Can you transcribe every entry word for word, skipping the images?

Source records:
━━━━━━━━━━━━━━━━━━━━
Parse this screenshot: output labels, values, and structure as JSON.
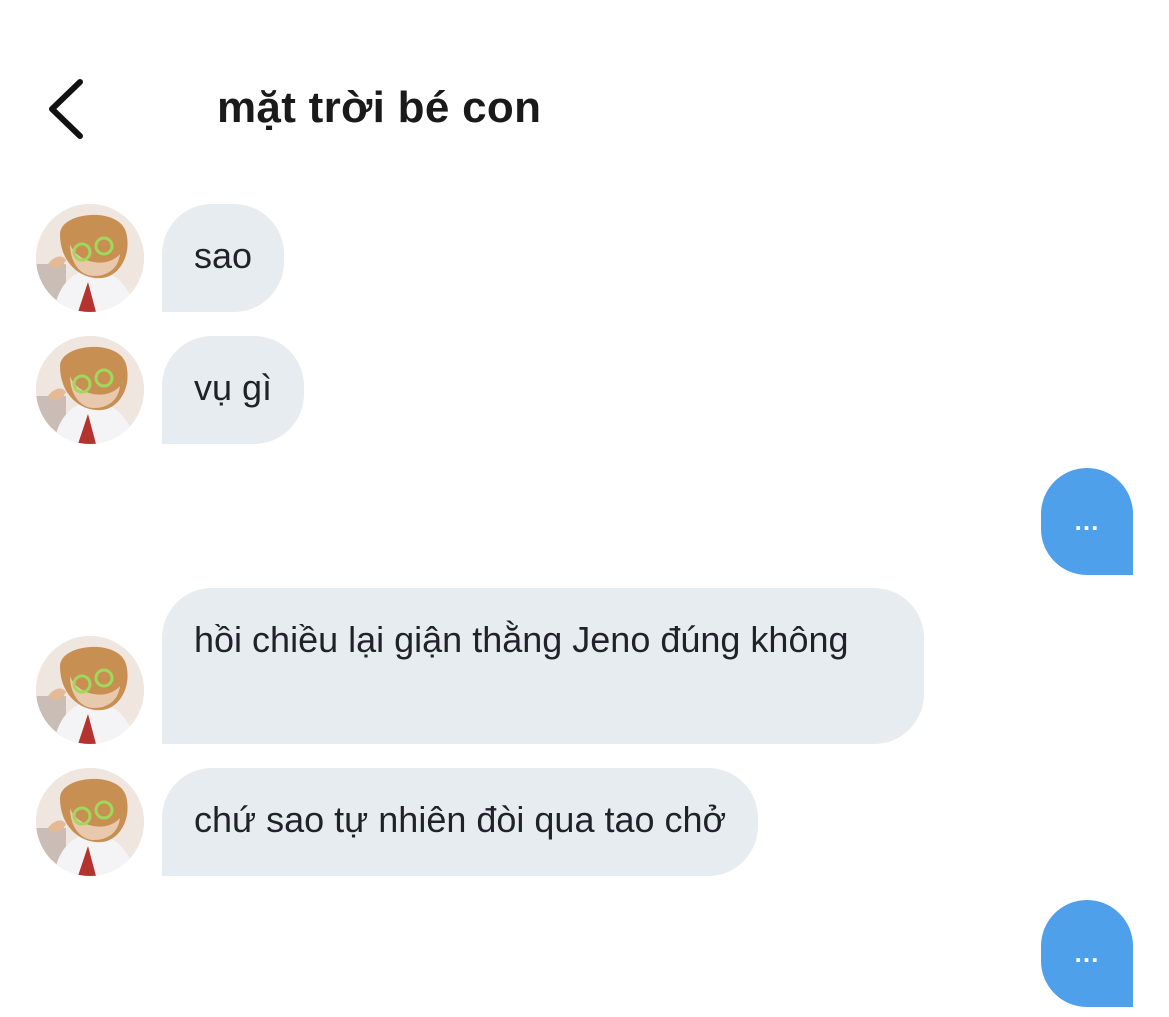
{
  "header": {
    "title": "mặt trời bé con",
    "back_icon": "chevron-left-icon"
  },
  "messages": [
    {
      "direction": "incoming",
      "text": "sao"
    },
    {
      "direction": "incoming",
      "text": "vụ gì"
    },
    {
      "direction": "outgoing",
      "text": "..."
    },
    {
      "direction": "incoming",
      "text": "hồi chiều lại giận thằng Jeno đúng không"
    },
    {
      "direction": "incoming",
      "text": "chứ sao tự nhiên đòi qua tao chở"
    },
    {
      "direction": "outgoing",
      "text": "..."
    }
  ],
  "colors": {
    "incoming_bubble": "#e7ecf0",
    "outgoing_bubble": "#4ea0ea",
    "text": "#1f2329"
  }
}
━━━━━━━━━━━━━━━━━━━━
Solution below:
Parse this screenshot: output labels, values, and structure as JSON.
{
  "header": {
    "title": "mặt trời bé con",
    "back_icon": "chevron-left-icon"
  },
  "messages": [
    {
      "direction": "incoming",
      "text": "sao"
    },
    {
      "direction": "incoming",
      "text": "vụ gì"
    },
    {
      "direction": "outgoing",
      "text": "..."
    },
    {
      "direction": "incoming",
      "text": "hồi chiều lại giận thằng Jeno đúng không"
    },
    {
      "direction": "incoming",
      "text": "chứ sao tự nhiên đòi qua tao chở"
    },
    {
      "direction": "outgoing",
      "text": "..."
    }
  ],
  "colors": {
    "incoming_bubble": "#e7ecf0",
    "outgoing_bubble": "#4ea0ea",
    "text": "#1f2329"
  }
}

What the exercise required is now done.